WHAT YOU SHOULD DO: Filter out all lines without the word "Humane" from the data below, please, and copy the rest.

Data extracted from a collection
[Start of Attachment]

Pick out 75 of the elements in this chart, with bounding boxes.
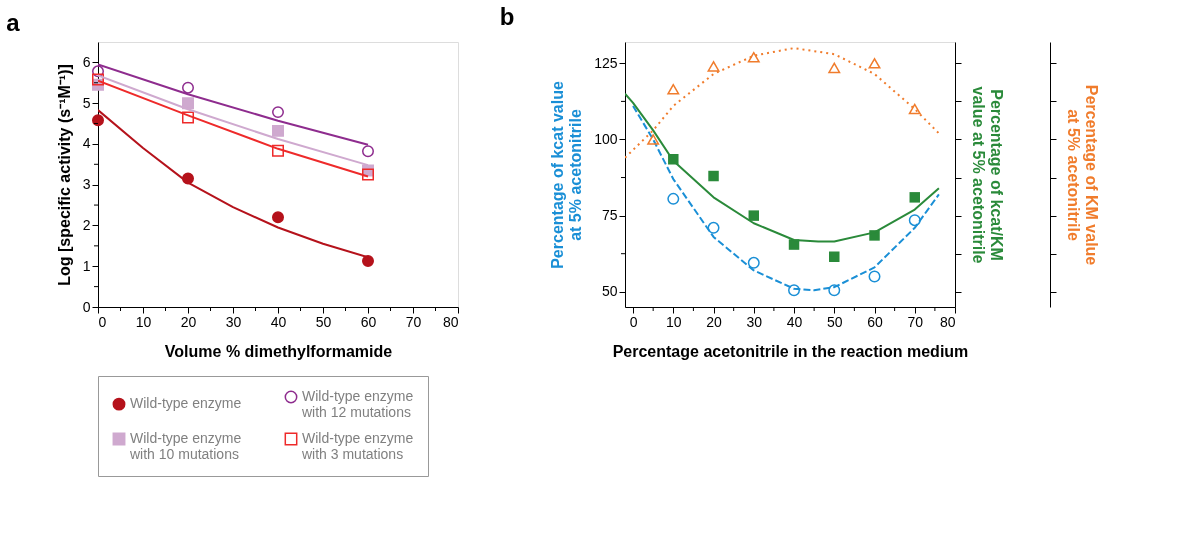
y-tick-label: 125 bbox=[594, 54, 618, 71]
x-tick-label: 80 bbox=[939, 313, 956, 330]
point bbox=[869, 230, 880, 241]
y-axis-title: Log [specific activity (s⁻¹M⁻¹)] bbox=[55, 64, 73, 286]
x-axis-title: Percentage acetonitrile in the reaction medium bbox=[612, 342, 969, 360]
point bbox=[708, 170, 719, 182]
x-tick-label: 80 bbox=[442, 313, 459, 330]
point bbox=[707, 61, 720, 72]
point bbox=[667, 192, 680, 205]
point bbox=[272, 124, 284, 137]
line-series bbox=[625, 47, 940, 159]
point bbox=[92, 65, 104, 78]
point bbox=[909, 192, 920, 203]
point bbox=[182, 81, 194, 94]
point bbox=[748, 210, 760, 221]
point bbox=[92, 73, 104, 86]
point bbox=[829, 251, 840, 262]
point bbox=[272, 106, 284, 119]
point bbox=[908, 103, 921, 115]
point bbox=[647, 134, 660, 145]
point bbox=[868, 270, 881, 283]
x-tick-label: 40 bbox=[270, 313, 287, 330]
y3-axis-title: Percentage of KM value at 5% acetonitrile bbox=[1065, 84, 1100, 266]
chart-title: b bbox=[499, 3, 515, 30]
x-tick-label: 40 bbox=[786, 313, 803, 330]
x-tick-label: 30 bbox=[746, 313, 763, 330]
y-tick-label: 4 bbox=[82, 135, 91, 152]
point bbox=[908, 214, 921, 227]
x-tick-label: 60 bbox=[867, 313, 884, 330]
y-tick-label: 2 bbox=[82, 216, 91, 233]
y-tick-label: 0 bbox=[82, 298, 91, 315]
point bbox=[92, 114, 104, 127]
y-tick-label: 100 bbox=[594, 130, 618, 147]
point bbox=[667, 83, 680, 95]
x-tick-label: 70 bbox=[405, 313, 422, 330]
x-tick-label: 0 bbox=[629, 313, 638, 330]
point bbox=[272, 144, 284, 157]
point bbox=[707, 221, 720, 234]
point bbox=[747, 256, 760, 269]
legend-label: Wild-type enzyme with 10 mutations bbox=[129, 430, 242, 462]
chart-title: a bbox=[6, 9, 21, 36]
x-tick-label: 10 bbox=[135, 313, 152, 330]
point bbox=[362, 145, 374, 158]
x-tick-label: 20 bbox=[180, 313, 197, 330]
x-tick-label: 0 bbox=[98, 313, 107, 330]
point bbox=[362, 254, 374, 267]
legend-label: Wild-type enzyme with 12 mutations bbox=[301, 388, 414, 420]
y-tick-label: 75 bbox=[601, 207, 618, 224]
x-tick-label: 70 bbox=[907, 313, 924, 330]
point bbox=[272, 211, 284, 224]
x-tick-label: 50 bbox=[315, 313, 332, 330]
point bbox=[182, 111, 194, 124]
y-tick-label: 50 bbox=[601, 283, 618, 300]
point bbox=[182, 97, 194, 110]
x-tick-label: 30 bbox=[225, 313, 242, 330]
y-tick-label: 5 bbox=[82, 94, 91, 111]
y-axis-title: Percentage of kcat value at 5% acetonitrile bbox=[549, 81, 585, 269]
y-tick-label: 3 bbox=[82, 176, 91, 193]
y2-axis-title: Percentage of kcat/KM value at 5% acetonitrile bbox=[970, 86, 1005, 264]
y-tick-label: 1 bbox=[82, 257, 91, 274]
legend-label: Wild-type enzyme bbox=[130, 395, 242, 412]
legend-label: Wild-type enzyme with 3 mutations bbox=[301, 430, 414, 462]
point bbox=[828, 284, 841, 297]
x-tick-label: 60 bbox=[360, 313, 377, 330]
point bbox=[362, 168, 374, 181]
point bbox=[868, 58, 881, 69]
point bbox=[788, 284, 801, 297]
x-axis-title: Volume % dimethylformamide bbox=[164, 342, 393, 360]
x-tick-label: 20 bbox=[706, 313, 723, 330]
point bbox=[747, 51, 760, 63]
x-tick-label: 50 bbox=[826, 313, 843, 330]
x-tick-label: 10 bbox=[666, 313, 682, 330]
point bbox=[828, 62, 841, 74]
y-tick-label: 6 bbox=[82, 53, 91, 70]
line-series bbox=[632, 104, 940, 292]
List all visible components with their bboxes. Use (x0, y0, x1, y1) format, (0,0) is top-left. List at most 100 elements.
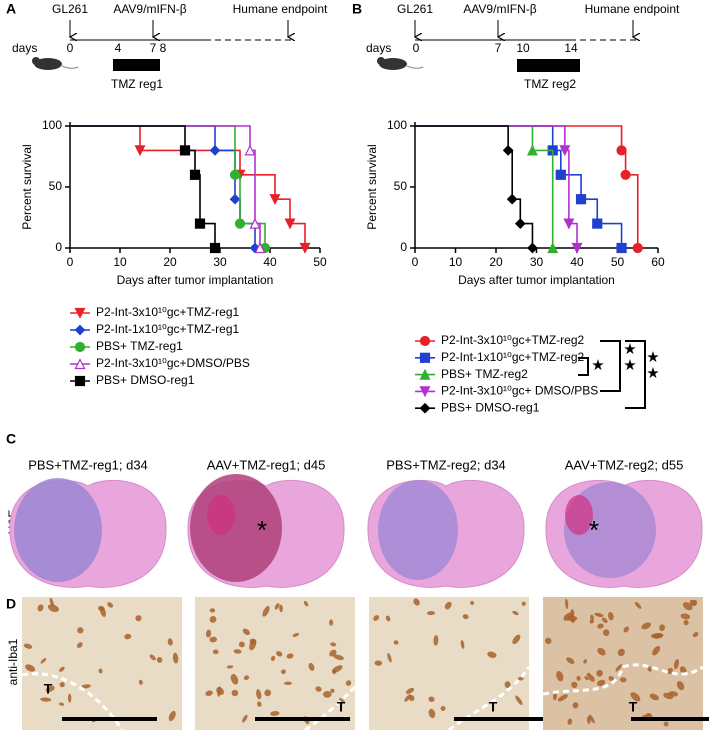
microglia (205, 690, 213, 696)
microglia (557, 694, 568, 702)
microglia (594, 612, 604, 617)
microglia (504, 681, 511, 689)
microglia (586, 716, 591, 724)
legend-marker (74, 324, 86, 336)
x-tick-label: 50 (611, 255, 625, 269)
microglia (138, 679, 143, 685)
microglia (571, 681, 578, 689)
survival-curve (415, 125, 578, 248)
microglia (433, 635, 439, 646)
legend-label: PBS+ TMZ-reg2 (441, 367, 528, 381)
legend-marker (74, 341, 86, 353)
point (299, 242, 311, 254)
microglia (49, 597, 54, 607)
point (616, 242, 627, 254)
point (244, 144, 256, 156)
microglia (615, 664, 623, 672)
microglia (404, 694, 412, 702)
microglia (249, 639, 257, 651)
microglia (512, 634, 521, 645)
microglia (460, 639, 465, 649)
microglia (338, 698, 345, 704)
microglia (428, 708, 436, 719)
y-tick-label: 0 (400, 240, 407, 254)
x-axis-title: Days after tumor implantation (458, 273, 615, 287)
microglia (444, 601, 452, 610)
microglia (652, 646, 661, 656)
microglia (286, 653, 294, 659)
legend-label: P2-Int-1x10¹⁰gc+TMZ-reg2 (441, 350, 585, 364)
microglia (597, 679, 606, 687)
axis (69, 122, 320, 249)
microglia (284, 681, 292, 685)
microglia (209, 608, 216, 613)
point (209, 145, 221, 156)
microglia (59, 666, 65, 672)
ihc-image (22, 597, 182, 730)
microglia (37, 604, 44, 612)
timeline: GL261 AAV9/mIFN-β Humane endpoint days 0… (12, 2, 328, 91)
point (616, 145, 627, 156)
microglia (590, 614, 594, 620)
timeline-label: TMZ reg2 (524, 77, 576, 91)
microglia (385, 615, 391, 622)
microglia (329, 619, 334, 626)
x-tick-label: 40 (263, 255, 277, 269)
microglia (81, 684, 91, 689)
y-tick-label: 50 (49, 179, 63, 193)
microglia (623, 626, 630, 633)
timeline-label: Humane endpoint (585, 2, 680, 16)
microglia (242, 628, 250, 636)
microglia (566, 657, 575, 664)
microglia (470, 600, 475, 605)
microglia (426, 611, 436, 616)
timeline-label: Humane endpoint (233, 2, 328, 16)
microglia (679, 666, 687, 675)
microglia (641, 622, 652, 630)
microglia (242, 714, 248, 723)
survival-curve (415, 125, 639, 248)
microglia (572, 702, 579, 709)
microglia (205, 629, 212, 638)
microglia (315, 686, 322, 692)
x-tick-label: 30 (213, 255, 227, 269)
scale-bar (631, 717, 709, 721)
microglia (76, 642, 83, 648)
microglia (149, 654, 156, 661)
microglia (40, 658, 47, 664)
microglia (274, 603, 280, 610)
microglia (583, 659, 588, 664)
microglia (45, 685, 55, 693)
point (284, 218, 296, 230)
microglia (619, 677, 627, 683)
microglia (428, 696, 435, 702)
point (229, 169, 241, 180)
point (559, 145, 571, 157)
survival-curve (415, 125, 534, 248)
microglia (243, 675, 250, 681)
microglia (680, 613, 691, 620)
survival-curve (70, 125, 216, 248)
microglia (521, 601, 526, 606)
microglia (292, 632, 300, 637)
microglia (212, 649, 219, 655)
microglia (279, 604, 283, 613)
x-tick-label: 30 (530, 255, 544, 269)
microglia (98, 668, 103, 674)
microglia (602, 629, 610, 637)
microglia (683, 619, 689, 626)
survival-curve (70, 125, 261, 248)
microglia (231, 689, 239, 697)
tumor-label: T (337, 699, 346, 715)
microglia (47, 604, 59, 613)
microglia (233, 649, 242, 654)
microglia (226, 665, 234, 669)
microglia (216, 687, 224, 696)
point (506, 193, 518, 205)
timeline-label: GL261 (397, 2, 433, 16)
y-tick-label: 100 (42, 118, 62, 132)
microglia (649, 693, 659, 701)
microglia (584, 676, 589, 681)
microglia (330, 688, 335, 693)
regimen-bar (517, 59, 580, 72)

[End of Attachment]

SOLUTION TO THIS TASK:
timeline: GL261 AAV9/mIFN-β Humane endpoint days 0… (12, 2, 328, 91)
timeline-label: Humane endpoint (585, 2, 680, 16)
timeline-label: Humane endpoint (233, 2, 328, 16)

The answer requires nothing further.